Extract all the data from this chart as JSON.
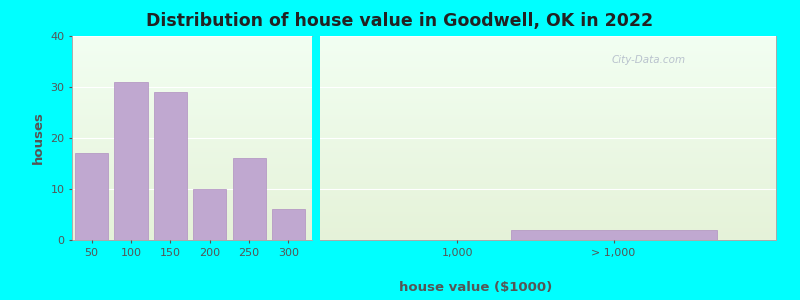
{
  "title": "Distribution of house value in Goodwell, OK in 2022",
  "xlabel": "house value ($1000)",
  "ylabel": "houses",
  "bar_positions": [
    50,
    100,
    150,
    200,
    250,
    300
  ],
  "bar_values": [
    17,
    31,
    29,
    10,
    16,
    6
  ],
  "bar_color": "#c0a8d0",
  "bar_edgecolor": "#b090c0",
  "gt1000_bar_value": 2,
  "ylim": [
    0,
    40
  ],
  "yticks": [
    0,
    10,
    20,
    30,
    40
  ],
  "outer_bg": "#00ffff",
  "title_fontsize": 12.5,
  "axis_label_fontsize": 9.5,
  "tick_fontsize": 8,
  "watermark": "City-Data.com"
}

◇ ◇ ◇

Prompt =
Retype everything in the material word for word, minus pictures.

Solution for this problem =
Extract all the data from this chart as JSON.
{
  "title": "Distribution of house value in Goodwell, OK in 2022",
  "xlabel": "house value ($1000)",
  "ylabel": "houses",
  "bar_positions": [
    50,
    100,
    150,
    200,
    250,
    300
  ],
  "bar_values": [
    17,
    31,
    29,
    10,
    16,
    6
  ],
  "bar_color": "#c0a8d0",
  "bar_edgecolor": "#b090c0",
  "gt1000_bar_value": 2,
  "ylim": [
    0,
    40
  ],
  "yticks": [
    0,
    10,
    20,
    30,
    40
  ],
  "outer_bg": "#00ffff",
  "title_fontsize": 12.5,
  "axis_label_fontsize": 9.5,
  "tick_fontsize": 8,
  "watermark": "City-Data.com"
}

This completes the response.